### Exercise aim:
Every line that contains the word "title" should be copied out.

### Given data:
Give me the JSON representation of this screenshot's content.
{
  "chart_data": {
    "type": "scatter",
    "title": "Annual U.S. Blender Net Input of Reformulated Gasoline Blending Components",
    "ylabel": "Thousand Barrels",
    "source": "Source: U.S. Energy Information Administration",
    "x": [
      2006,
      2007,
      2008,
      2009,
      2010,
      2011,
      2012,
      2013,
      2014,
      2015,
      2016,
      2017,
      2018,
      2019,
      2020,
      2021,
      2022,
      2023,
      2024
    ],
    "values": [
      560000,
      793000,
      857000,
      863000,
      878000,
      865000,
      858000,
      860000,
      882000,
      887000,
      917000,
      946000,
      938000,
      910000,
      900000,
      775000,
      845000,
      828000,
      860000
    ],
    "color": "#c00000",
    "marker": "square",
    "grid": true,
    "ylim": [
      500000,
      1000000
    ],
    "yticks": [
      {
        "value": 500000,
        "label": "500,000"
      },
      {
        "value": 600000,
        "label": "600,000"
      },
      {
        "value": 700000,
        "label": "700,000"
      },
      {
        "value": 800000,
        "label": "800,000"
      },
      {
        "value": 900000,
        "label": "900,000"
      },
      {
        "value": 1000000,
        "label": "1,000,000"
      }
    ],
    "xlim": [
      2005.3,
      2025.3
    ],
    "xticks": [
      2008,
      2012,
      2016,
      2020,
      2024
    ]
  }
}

--

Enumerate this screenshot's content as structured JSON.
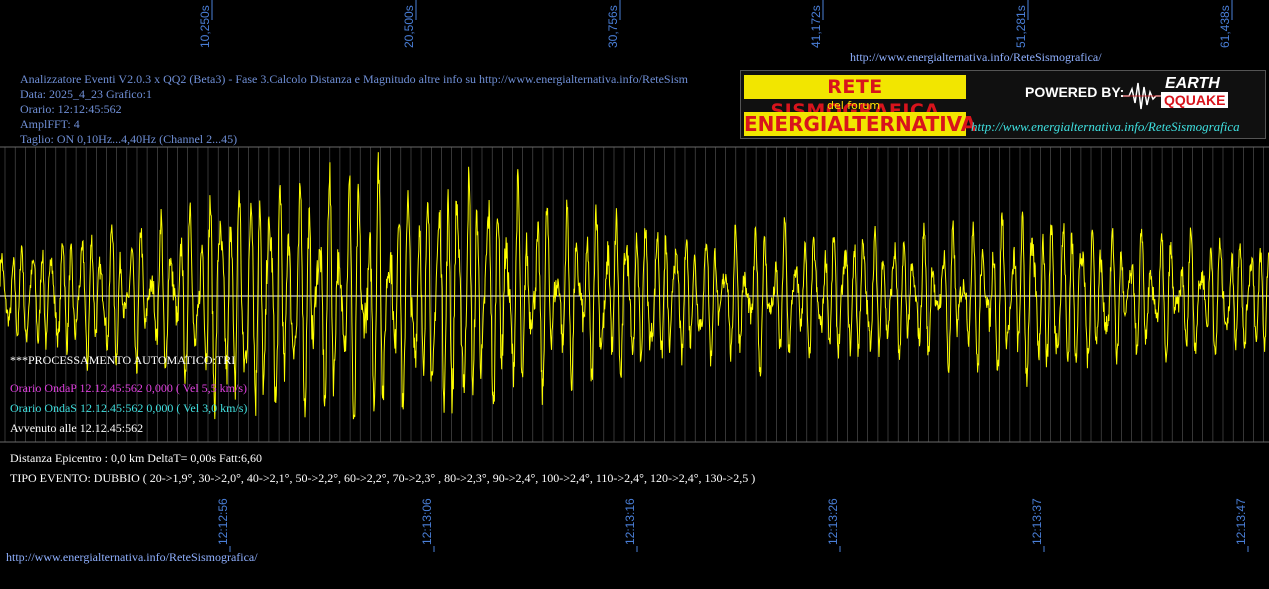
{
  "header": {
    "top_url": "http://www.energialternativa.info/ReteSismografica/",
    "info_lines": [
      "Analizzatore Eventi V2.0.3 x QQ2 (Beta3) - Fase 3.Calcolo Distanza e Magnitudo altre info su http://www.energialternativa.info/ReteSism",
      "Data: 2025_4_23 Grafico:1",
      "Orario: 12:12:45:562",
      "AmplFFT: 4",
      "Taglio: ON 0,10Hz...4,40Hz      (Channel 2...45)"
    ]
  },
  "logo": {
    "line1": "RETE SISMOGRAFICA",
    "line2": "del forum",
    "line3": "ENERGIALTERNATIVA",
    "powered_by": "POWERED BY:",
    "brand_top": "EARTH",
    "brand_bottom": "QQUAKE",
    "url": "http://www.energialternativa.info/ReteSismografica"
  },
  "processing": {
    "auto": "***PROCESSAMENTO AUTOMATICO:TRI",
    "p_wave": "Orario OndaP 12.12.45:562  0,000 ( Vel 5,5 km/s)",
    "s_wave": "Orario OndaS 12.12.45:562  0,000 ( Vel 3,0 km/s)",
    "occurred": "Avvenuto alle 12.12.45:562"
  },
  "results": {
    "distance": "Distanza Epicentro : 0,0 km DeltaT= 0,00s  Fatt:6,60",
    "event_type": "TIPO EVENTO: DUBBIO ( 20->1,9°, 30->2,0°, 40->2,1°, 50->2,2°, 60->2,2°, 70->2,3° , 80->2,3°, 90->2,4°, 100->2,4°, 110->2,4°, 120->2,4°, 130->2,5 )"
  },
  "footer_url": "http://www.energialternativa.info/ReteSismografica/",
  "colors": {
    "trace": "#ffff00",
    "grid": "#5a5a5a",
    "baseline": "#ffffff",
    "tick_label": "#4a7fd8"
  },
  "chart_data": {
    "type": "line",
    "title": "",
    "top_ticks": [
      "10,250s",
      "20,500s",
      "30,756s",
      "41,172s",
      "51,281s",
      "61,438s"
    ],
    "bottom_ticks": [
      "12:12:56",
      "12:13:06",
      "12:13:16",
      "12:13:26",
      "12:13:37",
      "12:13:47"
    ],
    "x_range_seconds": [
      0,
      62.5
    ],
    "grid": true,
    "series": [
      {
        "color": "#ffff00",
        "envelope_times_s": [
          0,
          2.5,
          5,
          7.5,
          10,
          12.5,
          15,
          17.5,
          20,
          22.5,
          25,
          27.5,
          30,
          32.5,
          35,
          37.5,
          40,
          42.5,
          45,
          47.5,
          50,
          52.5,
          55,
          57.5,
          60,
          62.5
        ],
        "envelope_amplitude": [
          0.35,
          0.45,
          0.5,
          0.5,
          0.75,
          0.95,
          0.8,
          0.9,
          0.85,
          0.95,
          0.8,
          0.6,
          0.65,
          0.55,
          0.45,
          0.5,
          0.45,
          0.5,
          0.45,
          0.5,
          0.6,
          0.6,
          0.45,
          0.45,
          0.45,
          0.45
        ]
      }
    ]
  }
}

### Full response:
    "title": "Annual U.S. Blender Net Input of Reformulated Gasoline Blending Components",
    "title": "",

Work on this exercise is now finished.